Copy the records below exactly as they are written.

········

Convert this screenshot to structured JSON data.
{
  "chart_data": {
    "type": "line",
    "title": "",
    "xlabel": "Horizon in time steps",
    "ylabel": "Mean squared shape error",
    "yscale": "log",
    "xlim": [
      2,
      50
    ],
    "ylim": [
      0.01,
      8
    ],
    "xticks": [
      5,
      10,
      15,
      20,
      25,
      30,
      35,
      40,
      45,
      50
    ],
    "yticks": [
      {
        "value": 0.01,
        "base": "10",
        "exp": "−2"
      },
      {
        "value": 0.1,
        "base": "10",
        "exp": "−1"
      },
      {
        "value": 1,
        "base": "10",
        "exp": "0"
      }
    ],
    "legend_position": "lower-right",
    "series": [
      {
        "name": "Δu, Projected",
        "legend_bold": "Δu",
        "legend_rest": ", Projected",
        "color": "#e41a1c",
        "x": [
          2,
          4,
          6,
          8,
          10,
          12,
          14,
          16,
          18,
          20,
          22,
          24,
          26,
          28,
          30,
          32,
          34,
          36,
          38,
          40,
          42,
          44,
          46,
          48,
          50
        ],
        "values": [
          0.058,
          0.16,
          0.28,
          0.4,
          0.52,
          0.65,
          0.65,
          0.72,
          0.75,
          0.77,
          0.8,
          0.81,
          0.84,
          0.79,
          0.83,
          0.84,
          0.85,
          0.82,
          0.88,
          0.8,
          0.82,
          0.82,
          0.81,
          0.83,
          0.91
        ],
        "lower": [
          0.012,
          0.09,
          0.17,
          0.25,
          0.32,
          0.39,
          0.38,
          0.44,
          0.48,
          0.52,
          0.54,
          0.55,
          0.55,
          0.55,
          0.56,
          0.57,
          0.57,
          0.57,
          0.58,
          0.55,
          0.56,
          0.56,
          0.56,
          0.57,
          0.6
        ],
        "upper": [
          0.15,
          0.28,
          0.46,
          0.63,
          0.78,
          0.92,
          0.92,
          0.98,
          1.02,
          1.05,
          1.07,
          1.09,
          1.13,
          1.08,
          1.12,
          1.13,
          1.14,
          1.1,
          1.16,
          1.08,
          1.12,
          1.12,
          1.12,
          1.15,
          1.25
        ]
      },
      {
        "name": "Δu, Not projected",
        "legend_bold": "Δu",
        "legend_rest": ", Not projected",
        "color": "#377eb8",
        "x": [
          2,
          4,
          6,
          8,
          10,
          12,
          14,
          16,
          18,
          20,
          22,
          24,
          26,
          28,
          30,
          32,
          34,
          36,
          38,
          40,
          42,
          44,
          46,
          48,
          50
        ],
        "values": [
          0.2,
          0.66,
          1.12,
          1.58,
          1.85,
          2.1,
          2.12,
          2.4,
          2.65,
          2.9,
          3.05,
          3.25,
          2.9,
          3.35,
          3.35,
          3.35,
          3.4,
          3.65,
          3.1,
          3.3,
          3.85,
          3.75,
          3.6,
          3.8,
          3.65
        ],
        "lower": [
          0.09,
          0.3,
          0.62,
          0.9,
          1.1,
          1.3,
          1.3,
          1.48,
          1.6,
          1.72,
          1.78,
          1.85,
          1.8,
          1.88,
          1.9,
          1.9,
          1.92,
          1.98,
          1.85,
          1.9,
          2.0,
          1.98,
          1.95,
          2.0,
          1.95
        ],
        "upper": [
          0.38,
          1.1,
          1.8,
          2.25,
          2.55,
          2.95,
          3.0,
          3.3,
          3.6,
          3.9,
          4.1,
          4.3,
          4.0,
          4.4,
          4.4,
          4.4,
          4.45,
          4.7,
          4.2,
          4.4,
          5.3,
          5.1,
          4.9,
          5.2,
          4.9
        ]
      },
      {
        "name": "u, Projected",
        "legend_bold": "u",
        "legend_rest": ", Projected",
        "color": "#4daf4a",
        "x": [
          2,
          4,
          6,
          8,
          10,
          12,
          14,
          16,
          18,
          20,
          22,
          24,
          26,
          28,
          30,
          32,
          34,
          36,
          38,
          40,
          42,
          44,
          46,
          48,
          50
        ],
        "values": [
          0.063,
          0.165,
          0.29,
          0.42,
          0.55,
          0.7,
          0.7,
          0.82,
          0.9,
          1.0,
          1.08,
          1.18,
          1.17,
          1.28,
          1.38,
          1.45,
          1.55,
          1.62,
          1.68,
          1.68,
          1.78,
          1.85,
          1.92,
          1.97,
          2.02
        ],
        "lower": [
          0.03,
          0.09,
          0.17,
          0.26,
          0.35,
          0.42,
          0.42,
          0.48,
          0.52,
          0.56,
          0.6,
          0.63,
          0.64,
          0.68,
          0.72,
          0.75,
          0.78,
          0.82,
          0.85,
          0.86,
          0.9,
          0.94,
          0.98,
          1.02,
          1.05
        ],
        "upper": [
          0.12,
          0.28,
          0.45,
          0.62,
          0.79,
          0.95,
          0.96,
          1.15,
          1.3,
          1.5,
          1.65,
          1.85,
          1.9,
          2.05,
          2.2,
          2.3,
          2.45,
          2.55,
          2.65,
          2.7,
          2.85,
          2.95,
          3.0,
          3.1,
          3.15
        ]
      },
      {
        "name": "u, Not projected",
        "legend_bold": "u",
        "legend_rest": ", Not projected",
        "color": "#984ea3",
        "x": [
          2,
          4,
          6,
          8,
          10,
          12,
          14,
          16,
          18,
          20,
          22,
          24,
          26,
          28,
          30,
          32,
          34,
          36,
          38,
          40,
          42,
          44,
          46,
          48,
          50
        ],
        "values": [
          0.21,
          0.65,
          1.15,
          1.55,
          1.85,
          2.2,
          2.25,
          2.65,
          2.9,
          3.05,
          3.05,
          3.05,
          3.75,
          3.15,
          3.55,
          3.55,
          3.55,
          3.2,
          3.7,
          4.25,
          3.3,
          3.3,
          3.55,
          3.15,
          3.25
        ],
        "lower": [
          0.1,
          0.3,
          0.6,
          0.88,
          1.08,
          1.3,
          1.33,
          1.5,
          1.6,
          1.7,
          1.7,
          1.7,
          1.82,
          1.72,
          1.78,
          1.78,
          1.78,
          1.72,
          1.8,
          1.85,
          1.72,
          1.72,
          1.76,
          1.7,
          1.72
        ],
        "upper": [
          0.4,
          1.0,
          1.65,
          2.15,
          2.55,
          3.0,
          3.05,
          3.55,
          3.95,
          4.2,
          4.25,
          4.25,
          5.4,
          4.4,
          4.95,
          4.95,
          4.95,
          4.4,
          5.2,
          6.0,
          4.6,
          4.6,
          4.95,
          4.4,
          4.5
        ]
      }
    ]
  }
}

········

• SOLUTION FOR THIS PROBLEM:
Convert this screenshot to structured JSON data.
{
  "chart_data": {
    "type": "line",
    "title": "",
    "xlabel": "Horizon in time steps",
    "ylabel": "Mean squared shape error",
    "yscale": "log",
    "xlim": [
      2,
      50
    ],
    "ylim": [
      0.01,
      8
    ],
    "xticks": [
      5,
      10,
      15,
      20,
      25,
      30,
      35,
      40,
      45,
      50
    ],
    "yticks": [
      {
        "value": 0.01,
        "base": "10",
        "exp": "−2"
      },
      {
        "value": 0.1,
        "base": "10",
        "exp": "−1"
      },
      {
        "value": 1,
        "base": "10",
        "exp": "0"
      }
    ],
    "legend_position": "lower-right",
    "series": [
      {
        "name": "Δu, Projected",
        "legend_bold": "Δu",
        "legend_rest": ", Projected",
        "color": "#e41a1c",
        "x": [
          2,
          4,
          6,
          8,
          10,
          12,
          14,
          16,
          18,
          20,
          22,
          24,
          26,
          28,
          30,
          32,
          34,
          36,
          38,
          40,
          42,
          44,
          46,
          48,
          50
        ],
        "values": [
          0.058,
          0.16,
          0.28,
          0.4,
          0.52,
          0.65,
          0.65,
          0.72,
          0.75,
          0.77,
          0.8,
          0.81,
          0.84,
          0.79,
          0.83,
          0.84,
          0.85,
          0.82,
          0.88,
          0.8,
          0.82,
          0.82,
          0.81,
          0.83,
          0.91
        ],
        "lower": [
          0.012,
          0.09,
          0.17,
          0.25,
          0.32,
          0.39,
          0.38,
          0.44,
          0.48,
          0.52,
          0.54,
          0.55,
          0.55,
          0.55,
          0.56,
          0.57,
          0.57,
          0.57,
          0.58,
          0.55,
          0.56,
          0.56,
          0.56,
          0.57,
          0.6
        ],
        "upper": [
          0.15,
          0.28,
          0.46,
          0.63,
          0.78,
          0.92,
          0.92,
          0.98,
          1.02,
          1.05,
          1.07,
          1.09,
          1.13,
          1.08,
          1.12,
          1.13,
          1.14,
          1.1,
          1.16,
          1.08,
          1.12,
          1.12,
          1.12,
          1.15,
          1.25
        ]
      },
      {
        "name": "Δu, Not projected",
        "legend_bold": "Δu",
        "legend_rest": ", Not projected",
        "color": "#377eb8",
        "x": [
          2,
          4,
          6,
          8,
          10,
          12,
          14,
          16,
          18,
          20,
          22,
          24,
          26,
          28,
          30,
          32,
          34,
          36,
          38,
          40,
          42,
          44,
          46,
          48,
          50
        ],
        "values": [
          0.2,
          0.66,
          1.12,
          1.58,
          1.85,
          2.1,
          2.12,
          2.4,
          2.65,
          2.9,
          3.05,
          3.25,
          2.9,
          3.35,
          3.35,
          3.35,
          3.4,
          3.65,
          3.1,
          3.3,
          3.85,
          3.75,
          3.6,
          3.8,
          3.65
        ],
        "lower": [
          0.09,
          0.3,
          0.62,
          0.9,
          1.1,
          1.3,
          1.3,
          1.48,
          1.6,
          1.72,
          1.78,
          1.85,
          1.8,
          1.88,
          1.9,
          1.9,
          1.92,
          1.98,
          1.85,
          1.9,
          2.0,
          1.98,
          1.95,
          2.0,
          1.95
        ],
        "upper": [
          0.38,
          1.1,
          1.8,
          2.25,
          2.55,
          2.95,
          3.0,
          3.3,
          3.6,
          3.9,
          4.1,
          4.3,
          4.0,
          4.4,
          4.4,
          4.4,
          4.45,
          4.7,
          4.2,
          4.4,
          5.3,
          5.1,
          4.9,
          5.2,
          4.9
        ]
      },
      {
        "name": "u, Projected",
        "legend_bold": "u",
        "legend_rest": ", Projected",
        "color": "#4daf4a",
        "x": [
          2,
          4,
          6,
          8,
          10,
          12,
          14,
          16,
          18,
          20,
          22,
          24,
          26,
          28,
          30,
          32,
          34,
          36,
          38,
          40,
          42,
          44,
          46,
          48,
          50
        ],
        "values": [
          0.063,
          0.165,
          0.29,
          0.42,
          0.55,
          0.7,
          0.7,
          0.82,
          0.9,
          1.0,
          1.08,
          1.18,
          1.17,
          1.28,
          1.38,
          1.45,
          1.55,
          1.62,
          1.68,
          1.68,
          1.78,
          1.85,
          1.92,
          1.97,
          2.02
        ],
        "lower": [
          0.03,
          0.09,
          0.17,
          0.26,
          0.35,
          0.42,
          0.42,
          0.48,
          0.52,
          0.56,
          0.6,
          0.63,
          0.64,
          0.68,
          0.72,
          0.75,
          0.78,
          0.82,
          0.85,
          0.86,
          0.9,
          0.94,
          0.98,
          1.02,
          1.05
        ],
        "upper": [
          0.12,
          0.28,
          0.45,
          0.62,
          0.79,
          0.95,
          0.96,
          1.15,
          1.3,
          1.5,
          1.65,
          1.85,
          1.9,
          2.05,
          2.2,
          2.3,
          2.45,
          2.55,
          2.65,
          2.7,
          2.85,
          2.95,
          3.0,
          3.1,
          3.15
        ]
      },
      {
        "name": "u, Not projected",
        "legend_bold": "u",
        "legend_rest": ", Not projected",
        "color": "#984ea3",
        "x": [
          2,
          4,
          6,
          8,
          10,
          12,
          14,
          16,
          18,
          20,
          22,
          24,
          26,
          28,
          30,
          32,
          34,
          36,
          38,
          40,
          42,
          44,
          46,
          48,
          50
        ],
        "values": [
          0.21,
          0.65,
          1.15,
          1.55,
          1.85,
          2.2,
          2.25,
          2.65,
          2.9,
          3.05,
          3.05,
          3.05,
          3.75,
          3.15,
          3.55,
          3.55,
          3.55,
          3.2,
          3.7,
          4.25,
          3.3,
          3.3,
          3.55,
          3.15,
          3.25
        ],
        "lower": [
          0.1,
          0.3,
          0.6,
          0.88,
          1.08,
          1.3,
          1.33,
          1.5,
          1.6,
          1.7,
          1.7,
          1.7,
          1.82,
          1.72,
          1.78,
          1.78,
          1.78,
          1.72,
          1.8,
          1.85,
          1.72,
          1.72,
          1.76,
          1.7,
          1.72
        ],
        "upper": [
          0.4,
          1.0,
          1.65,
          2.15,
          2.55,
          3.0,
          3.05,
          3.55,
          3.95,
          4.2,
          4.25,
          4.25,
          5.4,
          4.4,
          4.95,
          4.95,
          4.95,
          4.4,
          5.2,
          6.0,
          4.6,
          4.6,
          4.95,
          4.4,
          4.5
        ]
      }
    ]
  }
}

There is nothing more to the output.